■ Problem statement ■
Rewrite the records below, renaming every "assignee-avatar" to "owner-avatar" and leaving all other text unchanged.

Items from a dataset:
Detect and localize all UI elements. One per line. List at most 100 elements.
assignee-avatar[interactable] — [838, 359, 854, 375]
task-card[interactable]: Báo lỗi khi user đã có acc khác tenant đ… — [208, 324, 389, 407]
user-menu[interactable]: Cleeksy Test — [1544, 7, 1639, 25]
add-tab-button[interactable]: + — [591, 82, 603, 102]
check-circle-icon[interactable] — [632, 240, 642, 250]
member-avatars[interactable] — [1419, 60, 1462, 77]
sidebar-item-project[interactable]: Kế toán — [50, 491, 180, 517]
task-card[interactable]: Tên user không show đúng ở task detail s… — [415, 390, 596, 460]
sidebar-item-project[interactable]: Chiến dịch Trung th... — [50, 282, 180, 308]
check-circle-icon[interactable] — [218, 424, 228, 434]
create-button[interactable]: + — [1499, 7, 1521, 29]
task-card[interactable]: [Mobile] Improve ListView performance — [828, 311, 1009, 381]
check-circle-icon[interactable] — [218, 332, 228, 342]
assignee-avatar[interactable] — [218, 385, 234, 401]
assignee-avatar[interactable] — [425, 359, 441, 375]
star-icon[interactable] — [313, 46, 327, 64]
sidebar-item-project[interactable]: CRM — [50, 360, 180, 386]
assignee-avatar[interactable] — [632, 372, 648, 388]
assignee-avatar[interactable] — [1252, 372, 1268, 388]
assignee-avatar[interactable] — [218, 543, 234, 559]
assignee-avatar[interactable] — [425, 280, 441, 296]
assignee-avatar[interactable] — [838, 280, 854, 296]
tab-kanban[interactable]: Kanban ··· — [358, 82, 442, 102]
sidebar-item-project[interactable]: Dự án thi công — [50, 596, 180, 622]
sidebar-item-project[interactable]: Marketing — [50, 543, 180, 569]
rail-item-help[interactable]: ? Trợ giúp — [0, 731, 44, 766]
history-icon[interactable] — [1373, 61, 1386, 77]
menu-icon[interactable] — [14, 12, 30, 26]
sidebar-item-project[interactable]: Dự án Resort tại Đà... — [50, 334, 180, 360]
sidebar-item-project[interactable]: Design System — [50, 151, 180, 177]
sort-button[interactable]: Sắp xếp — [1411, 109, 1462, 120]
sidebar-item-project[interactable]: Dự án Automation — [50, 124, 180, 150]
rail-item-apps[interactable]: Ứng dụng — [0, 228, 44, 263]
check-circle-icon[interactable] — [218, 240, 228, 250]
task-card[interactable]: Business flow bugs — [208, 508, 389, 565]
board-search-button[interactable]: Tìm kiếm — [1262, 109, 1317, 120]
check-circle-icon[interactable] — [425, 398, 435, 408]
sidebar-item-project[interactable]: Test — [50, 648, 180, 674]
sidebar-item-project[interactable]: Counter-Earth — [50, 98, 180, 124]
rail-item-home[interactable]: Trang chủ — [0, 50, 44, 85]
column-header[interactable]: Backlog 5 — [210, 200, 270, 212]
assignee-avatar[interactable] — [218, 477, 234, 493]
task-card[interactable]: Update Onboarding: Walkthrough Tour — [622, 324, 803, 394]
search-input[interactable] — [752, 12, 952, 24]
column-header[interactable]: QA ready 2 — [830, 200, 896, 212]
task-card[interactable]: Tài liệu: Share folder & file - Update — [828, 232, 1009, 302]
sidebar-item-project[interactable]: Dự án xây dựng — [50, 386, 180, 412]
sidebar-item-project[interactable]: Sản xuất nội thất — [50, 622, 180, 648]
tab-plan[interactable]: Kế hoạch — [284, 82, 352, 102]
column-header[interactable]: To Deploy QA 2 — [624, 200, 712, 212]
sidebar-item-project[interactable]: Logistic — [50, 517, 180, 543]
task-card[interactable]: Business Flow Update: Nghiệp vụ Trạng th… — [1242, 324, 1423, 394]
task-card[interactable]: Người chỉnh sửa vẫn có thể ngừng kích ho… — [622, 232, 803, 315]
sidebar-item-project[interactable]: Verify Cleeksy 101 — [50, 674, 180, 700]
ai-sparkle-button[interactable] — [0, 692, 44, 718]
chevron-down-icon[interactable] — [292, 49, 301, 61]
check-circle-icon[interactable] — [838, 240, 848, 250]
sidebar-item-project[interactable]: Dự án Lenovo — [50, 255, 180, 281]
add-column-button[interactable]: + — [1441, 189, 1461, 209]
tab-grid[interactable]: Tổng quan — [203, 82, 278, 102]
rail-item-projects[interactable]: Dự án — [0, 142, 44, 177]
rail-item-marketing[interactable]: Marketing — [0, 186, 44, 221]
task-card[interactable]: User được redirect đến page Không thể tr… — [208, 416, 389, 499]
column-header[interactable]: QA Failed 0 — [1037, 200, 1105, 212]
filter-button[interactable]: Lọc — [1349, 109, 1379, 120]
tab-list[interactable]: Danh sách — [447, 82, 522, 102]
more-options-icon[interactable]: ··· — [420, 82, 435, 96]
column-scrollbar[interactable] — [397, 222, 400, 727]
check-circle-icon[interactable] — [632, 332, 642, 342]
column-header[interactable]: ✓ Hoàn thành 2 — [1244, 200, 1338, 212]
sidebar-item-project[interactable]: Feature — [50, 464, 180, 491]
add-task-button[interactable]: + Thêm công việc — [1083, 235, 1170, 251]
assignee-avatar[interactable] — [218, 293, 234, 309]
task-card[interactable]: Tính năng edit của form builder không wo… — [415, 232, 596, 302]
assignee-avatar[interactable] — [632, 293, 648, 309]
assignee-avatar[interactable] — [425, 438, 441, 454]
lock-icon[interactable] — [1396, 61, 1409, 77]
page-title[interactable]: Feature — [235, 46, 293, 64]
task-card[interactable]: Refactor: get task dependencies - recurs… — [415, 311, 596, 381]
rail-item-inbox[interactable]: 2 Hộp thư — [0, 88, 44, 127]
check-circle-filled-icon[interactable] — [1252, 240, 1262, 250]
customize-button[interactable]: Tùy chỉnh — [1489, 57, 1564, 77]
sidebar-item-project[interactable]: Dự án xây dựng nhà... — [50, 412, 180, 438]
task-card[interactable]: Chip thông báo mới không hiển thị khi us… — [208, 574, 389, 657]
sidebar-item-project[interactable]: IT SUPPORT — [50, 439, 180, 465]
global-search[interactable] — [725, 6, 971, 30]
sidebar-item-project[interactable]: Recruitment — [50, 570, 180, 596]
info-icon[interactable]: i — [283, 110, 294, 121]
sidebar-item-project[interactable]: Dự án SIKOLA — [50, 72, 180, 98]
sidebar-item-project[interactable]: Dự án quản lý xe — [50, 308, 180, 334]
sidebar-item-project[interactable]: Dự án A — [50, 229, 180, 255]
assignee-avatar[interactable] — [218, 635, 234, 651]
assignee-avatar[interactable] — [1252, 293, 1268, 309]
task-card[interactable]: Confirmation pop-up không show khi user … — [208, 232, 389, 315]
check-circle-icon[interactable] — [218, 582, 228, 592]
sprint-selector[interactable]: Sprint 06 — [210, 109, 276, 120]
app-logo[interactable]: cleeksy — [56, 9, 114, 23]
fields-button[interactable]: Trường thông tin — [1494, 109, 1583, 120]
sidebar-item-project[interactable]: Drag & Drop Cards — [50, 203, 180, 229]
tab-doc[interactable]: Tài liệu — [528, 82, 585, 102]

■ Finished exercise ■
Detect and localize all UI elements. One per line. List at most 100 elements.
owner-avatar[interactable] — [838, 359, 854, 375]
task-card[interactable]: Báo lỗi khi user đã có acc khác tenant đ… — [208, 324, 389, 407]
user-menu[interactable]: Cleeksy Test — [1544, 7, 1639, 25]
add-tab-button[interactable]: + — [591, 82, 603, 102]
check-circle-icon[interactable] — [632, 240, 642, 250]
member-avatars[interactable] — [1419, 60, 1462, 77]
sidebar-item-project[interactable]: Kế toán — [50, 491, 180, 517]
task-card[interactable]: Tên user không show đúng ở task detail s… — [415, 390, 596, 460]
sidebar-item-project[interactable]: Chiến dịch Trung th... — [50, 282, 180, 308]
check-circle-icon[interactable] — [218, 424, 228, 434]
create-button[interactable]: + — [1499, 7, 1521, 29]
task-card[interactable]: [Mobile] Improve ListView performance — [828, 311, 1009, 381]
check-circle-icon[interactable] — [218, 332, 228, 342]
owner-avatar[interactable] — [218, 385, 234, 401]
owner-avatar[interactable] — [425, 359, 441, 375]
star-icon[interactable] — [313, 46, 327, 64]
sidebar-item-project[interactable]: CRM — [50, 360, 180, 386]
owner-avatar[interactable] — [632, 372, 648, 388]
owner-avatar[interactable] — [1252, 372, 1268, 388]
owner-avatar[interactable] — [218, 543, 234, 559]
owner-avatar[interactable] — [425, 280, 441, 296]
owner-avatar[interactable] — [838, 280, 854, 296]
tab-kanban[interactable]: Kanban ··· — [358, 82, 442, 102]
sidebar-item-project[interactable]: Dự án thi công — [50, 596, 180, 622]
sidebar-item-project[interactable]: Marketing — [50, 543, 180, 569]
rail-item-help[interactable]: ? Trợ giúp — [0, 731, 44, 766]
history-icon[interactable] — [1373, 61, 1386, 77]
menu-icon[interactable] — [14, 12, 30, 26]
sidebar-item-project[interactable]: Dự án Resort tại Đà... — [50, 334, 180, 360]
sidebar-item-project[interactable]: Design System — [50, 151, 180, 177]
sort-button[interactable]: Sắp xếp — [1411, 109, 1462, 120]
sidebar-item-project[interactable]: Dự án Automation — [50, 124, 180, 150]
rail-item-apps[interactable]: Ứng dụng — [0, 228, 44, 263]
check-circle-icon[interactable] — [218, 240, 228, 250]
task-card[interactable]: Business flow bugs — [208, 508, 389, 565]
board-search-button[interactable]: Tìm kiếm — [1262, 109, 1317, 120]
check-circle-icon[interactable] — [425, 398, 435, 408]
sidebar-item-project[interactable]: Test — [50, 648, 180, 674]
sidebar-item-project[interactable]: Counter-Earth — [50, 98, 180, 124]
rail-item-home[interactable]: Trang chủ — [0, 50, 44, 85]
column-header[interactable]: Backlog 5 — [210, 200, 270, 212]
owner-avatar[interactable] — [218, 477, 234, 493]
task-card[interactable]: Update Onboarding: Walkthrough Tour — [622, 324, 803, 394]
search-input[interactable] — [752, 12, 952, 24]
column-header[interactable]: QA ready 2 — [830, 200, 896, 212]
task-card[interactable]: Tài liệu: Share folder & file - Update — [828, 232, 1009, 302]
sidebar-item-project[interactable]: Dự án xây dựng — [50, 386, 180, 412]
sidebar-item-project[interactable]: Sản xuất nội thất — [50, 622, 180, 648]
tab-plan[interactable]: Kế hoạch — [284, 82, 352, 102]
column-header[interactable]: To Deploy QA 2 — [624, 200, 712, 212]
sidebar-item-project[interactable]: Logistic — [50, 517, 180, 543]
task-card[interactable]: Business Flow Update: Nghiệp vụ Trạng th… — [1242, 324, 1423, 394]
task-card[interactable]: Người chỉnh sửa vẫn có thể ngừng kích ho… — [622, 232, 803, 315]
sidebar-item-project[interactable]: Verify Cleeksy 101 — [50, 674, 180, 700]
ai-sparkle-button[interactable] — [0, 692, 44, 718]
chevron-down-icon[interactable] — [292, 49, 301, 61]
check-circle-icon[interactable] — [838, 240, 848, 250]
sidebar-item-project[interactable]: Dự án Lenovo — [50, 255, 180, 281]
add-column-button[interactable]: + — [1441, 189, 1461, 209]
tab-grid[interactable]: Tổng quan — [203, 82, 278, 102]
rail-item-projects[interactable]: Dự án — [0, 142, 44, 177]
rail-item-marketing[interactable]: Marketing — [0, 186, 44, 221]
task-card[interactable]: User được redirect đến page Không thể tr… — [208, 416, 389, 499]
column-header[interactable]: QA Failed 0 — [1037, 200, 1105, 212]
filter-button[interactable]: Lọc — [1349, 109, 1379, 120]
tab-list[interactable]: Danh sách — [447, 82, 522, 102]
more-options-icon[interactable]: ··· — [420, 82, 435, 96]
column-scrollbar[interactable] — [397, 222, 400, 727]
check-circle-icon[interactable] — [632, 332, 642, 342]
column-header[interactable]: ✓ Hoàn thành 2 — [1244, 200, 1338, 212]
sidebar-item-project[interactable]: Feature — [50, 464, 180, 491]
add-task-button[interactable]: + Thêm công việc — [1083, 235, 1170, 251]
owner-avatar[interactable] — [218, 293, 234, 309]
task-card[interactable]: Tính năng edit của form builder không wo… — [415, 232, 596, 302]
owner-avatar[interactable] — [632, 293, 648, 309]
owner-avatar[interactable] — [425, 438, 441, 454]
lock-icon[interactable] — [1396, 61, 1409, 77]
page-title[interactable]: Feature — [235, 46, 293, 64]
task-card[interactable]: Refactor: get task dependencies - recurs… — [415, 311, 596, 381]
rail-item-inbox[interactable]: 2 Hộp thư — [0, 88, 44, 127]
check-circle-filled-icon[interactable] — [1252, 240, 1262, 250]
customize-button[interactable]: Tùy chỉnh — [1489, 57, 1564, 77]
sidebar-item-project[interactable]: Dự án xây dựng nhà... — [50, 412, 180, 438]
task-card[interactable]: Chip thông báo mới không hiển thị khi us… — [208, 574, 389, 657]
sidebar-item-project[interactable]: IT SUPPORT — [50, 439, 180, 465]
global-search[interactable] — [725, 6, 971, 30]
sidebar-item-project[interactable]: Recruitment — [50, 570, 180, 596]
info-icon[interactable]: i — [283, 110, 294, 121]
sidebar-item-project[interactable]: Dự án SIKOLA — [50, 72, 180, 98]
sidebar-item-project[interactable]: Dự án quản lý xe — [50, 308, 180, 334]
sidebar-item-project[interactable]: Dự án A — [50, 229, 180, 255]
owner-avatar[interactable] — [218, 635, 234, 651]
owner-avatar[interactable] — [1252, 293, 1268, 309]
task-card[interactable]: Confirmation pop-up không show khi user … — [208, 232, 389, 315]
check-circle-icon[interactable] — [218, 582, 228, 592]
sprint-selector[interactable]: Sprint 06 — [210, 109, 276, 120]
app-logo[interactable]: cleeksy — [56, 9, 114, 23]
fields-button[interactable]: Trường thông tin — [1494, 109, 1583, 120]
sidebar-item-project[interactable]: Drag & Drop Cards — [50, 203, 180, 229]
tab-doc[interactable]: Tài liệu — [528, 82, 585, 102]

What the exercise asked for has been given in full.